━━━━━ INFORMATION SHOWN ━━━━━
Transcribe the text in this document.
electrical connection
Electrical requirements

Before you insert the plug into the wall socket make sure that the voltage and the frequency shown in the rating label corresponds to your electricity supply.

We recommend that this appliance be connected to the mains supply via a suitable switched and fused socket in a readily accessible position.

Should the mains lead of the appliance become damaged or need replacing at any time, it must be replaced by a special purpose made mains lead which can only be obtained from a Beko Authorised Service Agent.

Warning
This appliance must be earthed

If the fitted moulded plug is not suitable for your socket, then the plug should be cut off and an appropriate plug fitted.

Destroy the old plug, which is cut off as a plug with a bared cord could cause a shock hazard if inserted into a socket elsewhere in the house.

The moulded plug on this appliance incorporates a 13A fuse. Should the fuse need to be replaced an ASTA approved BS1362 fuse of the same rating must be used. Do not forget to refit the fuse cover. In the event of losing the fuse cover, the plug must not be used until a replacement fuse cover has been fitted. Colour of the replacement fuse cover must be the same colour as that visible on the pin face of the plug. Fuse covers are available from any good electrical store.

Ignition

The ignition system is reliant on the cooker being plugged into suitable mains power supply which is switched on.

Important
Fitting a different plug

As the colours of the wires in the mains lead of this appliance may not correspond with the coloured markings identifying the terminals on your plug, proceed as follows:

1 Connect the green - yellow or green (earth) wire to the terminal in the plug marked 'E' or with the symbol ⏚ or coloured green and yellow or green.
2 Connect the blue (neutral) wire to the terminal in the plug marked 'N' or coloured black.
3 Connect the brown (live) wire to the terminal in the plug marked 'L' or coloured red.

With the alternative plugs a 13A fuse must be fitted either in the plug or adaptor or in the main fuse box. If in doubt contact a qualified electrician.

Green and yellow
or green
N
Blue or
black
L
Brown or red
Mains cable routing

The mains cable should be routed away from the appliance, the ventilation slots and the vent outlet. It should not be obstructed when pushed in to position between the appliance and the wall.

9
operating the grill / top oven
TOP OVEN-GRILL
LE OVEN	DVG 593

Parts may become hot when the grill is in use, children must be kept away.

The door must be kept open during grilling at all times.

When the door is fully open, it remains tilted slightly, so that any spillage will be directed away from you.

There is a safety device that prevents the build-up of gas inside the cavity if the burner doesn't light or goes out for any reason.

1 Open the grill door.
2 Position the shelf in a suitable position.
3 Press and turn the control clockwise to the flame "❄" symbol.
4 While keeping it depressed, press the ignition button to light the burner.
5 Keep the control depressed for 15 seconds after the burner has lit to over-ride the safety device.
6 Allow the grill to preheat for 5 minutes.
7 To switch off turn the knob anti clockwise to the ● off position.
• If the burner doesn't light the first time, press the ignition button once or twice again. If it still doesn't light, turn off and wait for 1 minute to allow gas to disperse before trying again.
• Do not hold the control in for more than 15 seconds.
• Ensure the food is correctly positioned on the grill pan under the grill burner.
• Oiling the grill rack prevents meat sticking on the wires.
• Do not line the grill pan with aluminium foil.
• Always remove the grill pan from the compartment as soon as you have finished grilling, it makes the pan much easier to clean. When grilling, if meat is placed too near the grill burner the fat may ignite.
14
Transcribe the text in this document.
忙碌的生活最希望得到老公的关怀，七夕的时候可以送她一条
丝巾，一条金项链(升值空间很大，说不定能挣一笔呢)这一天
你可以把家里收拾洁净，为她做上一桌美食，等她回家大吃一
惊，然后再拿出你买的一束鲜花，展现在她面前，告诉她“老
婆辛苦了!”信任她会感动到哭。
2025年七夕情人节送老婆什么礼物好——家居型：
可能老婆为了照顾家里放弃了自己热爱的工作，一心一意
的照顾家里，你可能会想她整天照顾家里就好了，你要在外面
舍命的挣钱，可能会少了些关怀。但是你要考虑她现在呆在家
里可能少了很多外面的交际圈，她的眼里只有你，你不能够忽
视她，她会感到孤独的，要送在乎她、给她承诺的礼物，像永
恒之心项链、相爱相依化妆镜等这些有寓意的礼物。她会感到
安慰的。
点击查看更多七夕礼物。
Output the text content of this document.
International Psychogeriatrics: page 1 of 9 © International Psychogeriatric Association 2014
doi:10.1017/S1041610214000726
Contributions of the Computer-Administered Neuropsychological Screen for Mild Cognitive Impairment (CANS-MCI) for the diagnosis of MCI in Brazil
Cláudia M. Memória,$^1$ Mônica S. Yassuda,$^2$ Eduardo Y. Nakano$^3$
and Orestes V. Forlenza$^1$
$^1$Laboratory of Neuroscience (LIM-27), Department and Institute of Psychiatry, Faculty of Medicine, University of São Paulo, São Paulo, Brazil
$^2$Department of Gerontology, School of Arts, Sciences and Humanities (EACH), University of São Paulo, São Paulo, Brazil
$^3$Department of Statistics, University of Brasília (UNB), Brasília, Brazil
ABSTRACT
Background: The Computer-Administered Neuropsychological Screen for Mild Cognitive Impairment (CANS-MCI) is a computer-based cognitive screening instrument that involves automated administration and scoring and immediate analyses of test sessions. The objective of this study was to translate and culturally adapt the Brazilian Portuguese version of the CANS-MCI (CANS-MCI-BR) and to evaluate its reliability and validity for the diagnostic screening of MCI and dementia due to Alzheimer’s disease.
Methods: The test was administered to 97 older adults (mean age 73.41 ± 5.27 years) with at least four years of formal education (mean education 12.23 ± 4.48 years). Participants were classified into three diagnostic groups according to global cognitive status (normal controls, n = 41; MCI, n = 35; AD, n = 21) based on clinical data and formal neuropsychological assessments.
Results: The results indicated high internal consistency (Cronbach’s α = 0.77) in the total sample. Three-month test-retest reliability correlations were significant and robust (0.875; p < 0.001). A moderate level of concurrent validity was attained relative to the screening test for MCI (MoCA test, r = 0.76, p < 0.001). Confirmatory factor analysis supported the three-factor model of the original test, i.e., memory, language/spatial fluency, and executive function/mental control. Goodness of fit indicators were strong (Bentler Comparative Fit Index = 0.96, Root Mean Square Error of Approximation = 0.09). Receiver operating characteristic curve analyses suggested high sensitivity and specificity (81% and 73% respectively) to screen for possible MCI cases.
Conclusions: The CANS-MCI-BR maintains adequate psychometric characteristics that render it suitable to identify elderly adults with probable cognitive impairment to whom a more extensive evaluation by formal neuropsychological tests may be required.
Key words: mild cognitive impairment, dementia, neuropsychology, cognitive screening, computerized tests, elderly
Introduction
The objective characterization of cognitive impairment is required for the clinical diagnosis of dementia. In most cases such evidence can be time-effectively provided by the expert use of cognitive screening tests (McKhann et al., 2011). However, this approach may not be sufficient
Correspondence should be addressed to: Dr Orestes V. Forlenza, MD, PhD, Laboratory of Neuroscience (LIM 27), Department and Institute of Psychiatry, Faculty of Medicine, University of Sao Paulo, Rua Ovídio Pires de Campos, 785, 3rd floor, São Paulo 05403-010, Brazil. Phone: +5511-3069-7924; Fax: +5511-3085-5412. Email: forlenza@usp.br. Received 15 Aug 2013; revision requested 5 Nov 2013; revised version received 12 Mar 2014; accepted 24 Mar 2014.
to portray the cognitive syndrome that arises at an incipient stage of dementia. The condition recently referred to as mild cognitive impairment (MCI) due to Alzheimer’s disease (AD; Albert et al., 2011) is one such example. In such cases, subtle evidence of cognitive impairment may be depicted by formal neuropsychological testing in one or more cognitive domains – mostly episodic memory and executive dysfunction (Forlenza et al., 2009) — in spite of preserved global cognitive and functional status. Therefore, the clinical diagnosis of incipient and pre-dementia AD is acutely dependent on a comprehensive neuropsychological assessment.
━━━━━
▶ _EXERCISE OBJECTIVE_:
Print the complete listing again, exactly as it stands.

▶ _EXERCISE OUTPUT_:
Transcribe the text in this document.
electrical connection
Electrical requirements

Before you insert the plug into the wall socket make sure that the voltage and the frequency shown in the rating label corresponds to your electricity supply.

We recommend that this appliance be connected to the mains supply via a suitable switched and fused socket in a readily accessible position.

Should the mains lead of the appliance become damaged or need replacing at any time, it must be replaced by a special purpose made mains lead which can only be obtained from a Beko Authorised Service Agent.

Warning
This appliance must be earthed

If the fitted moulded plug is not suitable for your socket, then the plug should be cut off and an appropriate plug fitted.

Destroy the old plug, which is cut off as a plug with a bared cord could cause a shock hazard if inserted into a socket elsewhere in the house.

The moulded plug on this appliance incorporates a 13A fuse. Should the fuse need to be replaced an ASTA approved BS1362 fuse of the same rating must be used. Do not forget to refit the fuse cover. In the event of losing the fuse cover, the plug must not be used until a replacement fuse cover has been fitted. Colour of the replacement fuse cover must be the same colour as that visible on the pin face of the plug. Fuse covers are available from any good electrical store.

Ignition

The ignition system is reliant on the cooker being plugged into suitable mains power supply which is switched on.

Important
Fitting a different plug

As the colours of the wires in the mains lead of this appliance may not correspond with the coloured markings identifying the terminals on your plug, proceed as follows:

1 Connect the green - yellow or green (earth) wire to the terminal in the plug marked 'E' or with the symbol ⏚ or coloured green and yellow or green.
2 Connect the blue (neutral) wire to the terminal in the plug marked 'N' or coloured black.
3 Connect the brown (live) wire to the terminal in the plug marked 'L' or coloured red.

With the alternative plugs a 13A fuse must be fitted either in the plug or adaptor or in the main fuse box. If in doubt contact a qualified electrician.

Green and yellow
or green
N
Blue or
black
L
Brown or red
Mains cable routing

The mains cable should be routed away from the appliance, the ventilation slots and the vent outlet. It should not be obstructed when pushed in to position between the appliance and the wall.

9
operating the grill / top oven
TOP OVEN-GRILL
LE OVEN	DVG 593

Parts may become hot when the grill is in use, children must be kept away.

The door must be kept open during grilling at all times.

When the door is fully open, it remains tilted slightly, so that any spillage will be directed away from you.

There is a safety device that prevents the build-up of gas inside the cavity if the burner doesn't light or goes out for any reason.

1 Open the grill door.
2 Position the shelf in a suitable position.
3 Press and turn the control clockwise to the flame "❄" symbol.
4 While keeping it depressed, press the ignition button to light the burner.
5 Keep the control depressed for 15 seconds after the burner has lit to over-ride the safety device.
6 Allow the grill to preheat for 5 minutes.
7 To switch off turn the knob anti clockwise to the ● off position.
• If the burner doesn't light the first time, press the ignition button once or twice again. If it still doesn't light, turn off and wait for 1 minute to allow gas to disperse before trying again.
• Do not hold the control in for more than 15 seconds.
• Ensure the food is correctly positioned on the grill pan under the grill burner.
• Oiling the grill rack prevents meat sticking on the wires.
• Do not line the grill pan with aluminium foil.
• Always remove the grill pan from the compartment as soon as you have finished grilling, it makes the pan much easier to clean. When grilling, if meat is placed too near the grill burner the fat may ignite.
14
Transcribe the text in this document.
忙碌的生活最希望得到老公的关怀，七夕的时候可以送她一条
丝巾，一条金项链(升值空间很大，说不定能挣一笔呢)这一天
你可以把家里收拾洁净，为她做上一桌美食，等她回家大吃一
惊，然后再拿出你买的一束鲜花，展现在她面前，告诉她“老
婆辛苦了!”信任她会感动到哭。
2025年七夕情人节送老婆什么礼物好——家居型：
可能老婆为了照顾家里放弃了自己热爱的工作，一心一意
的照顾家里，你可能会想她整天照顾家里就好了，你要在外面
舍命的挣钱，可能会少了些关怀。但是你要考虑她现在呆在家
里可能少了很多外面的交际圈，她的眼里只有你，你不能够忽
视她，她会感到孤独的，要送在乎她、给她承诺的礼物，像永
恒之心项链、相爱相依化妆镜等这些有寓意的礼物。她会感到
安慰的。
点击查看更多七夕礼物。
Output the text content of this document.
International Psychogeriatrics: page 1 of 9 © International Psychogeriatric Association 2014
doi:10.1017/S1041610214000726
Contributions of the Computer-Administered Neuropsychological Screen for Mild Cognitive Impairment (CANS-MCI) for the diagnosis of MCI in Brazil
Cláudia M. Memória,$^1$ Mônica S. Yassuda,$^2$ Eduardo Y. Nakano$^3$
and Orestes V. Forlenza$^1$
$^1$Laboratory of Neuroscience (LIM-27), Department and Institute of Psychiatry, Faculty of Medicine, University of São Paulo, São Paulo, Brazil
$^2$Department of Gerontology, School of Arts, Sciences and Humanities (EACH), University of São Paulo, São Paulo, Brazil
$^3$Department of Statistics, University of Brasília (UNB), Brasília, Brazil
ABSTRACT
Background: The Computer-Administered Neuropsychological Screen for Mild Cognitive Impairment (CANS-MCI) is a computer-based cognitive screening instrument that involves automated administration and scoring and immediate analyses of test sessions. The objective of this study was to translate and culturally adapt the Brazilian Portuguese version of the CANS-MCI (CANS-MCI-BR) and to evaluate its reliability and validity for the diagnostic screening of MCI and dementia due to Alzheimer’s disease.
Methods: The test was administered to 97 older adults (mean age 73.41 ± 5.27 years) with at least four years of formal education (mean education 12.23 ± 4.48 years). Participants were classified into three diagnostic groups according to global cognitive status (normal controls, n = 41; MCI, n = 35; AD, n = 21) based on clinical data and formal neuropsychological assessments.
Results: The results indicated high internal consistency (Cronbach’s α = 0.77) in the total sample. Three-month test-retest reliability correlations were significant and robust (0.875; p < 0.001). A moderate level of concurrent validity was attained relative to the screening test for MCI (MoCA test, r = 0.76, p < 0.001). Confirmatory factor analysis supported the three-factor model of the original test, i.e., memory, language/spatial fluency, and executive function/mental control. Goodness of fit indicators were strong (Bentler Comparative Fit Index = 0.96, Root Mean Square Error of Approximation = 0.09). Receiver operating characteristic curve analyses suggested high sensitivity and specificity (81% and 73% respectively) to screen for possible MCI cases.
Conclusions: The CANS-MCI-BR maintains adequate psychometric characteristics that render it suitable to identify elderly adults with probable cognitive impairment to whom a more extensive evaluation by formal neuropsychological tests may be required.
Key words: mild cognitive impairment, dementia, neuropsychology, cognitive screening, computerized tests, elderly
Introduction
The objective characterization of cognitive impairment is required for the clinical diagnosis of dementia. In most cases such evidence can be time-effectively provided by the expert use of cognitive screening tests (McKhann et al., 2011). However, this approach may not be sufficient
Correspondence should be addressed to: Dr Orestes V. Forlenza, MD, PhD, Laboratory of Neuroscience (LIM 27), Department and Institute of Psychiatry, Faculty of Medicine, University of Sao Paulo, Rua Ovídio Pires de Campos, 785, 3rd floor, São Paulo 05403-010, Brazil. Phone: +5511-3069-7924; Fax: +5511-3085-5412. Email: forlenza@usp.br. Received 15 Aug 2013; revision requested 5 Nov 2013; revised version received 12 Mar 2014; accepted 24 Mar 2014.
to portray the cognitive syndrome that arises at an incipient stage of dementia. The condition recently referred to as mild cognitive impairment (MCI) due to Alzheimer’s disease (AD; Albert et al., 2011) is one such example. In such cases, subtle evidence of cognitive impairment may be depicted by formal neuropsychological testing in one or more cognitive domains – mostly episodic memory and executive dysfunction (Forlenza et al., 2009) — in spite of preserved global cognitive and functional status. Therefore, the clinical diagnosis of incipient and pre-dementia AD is acutely dependent on a comprehensive neuropsychological assessment.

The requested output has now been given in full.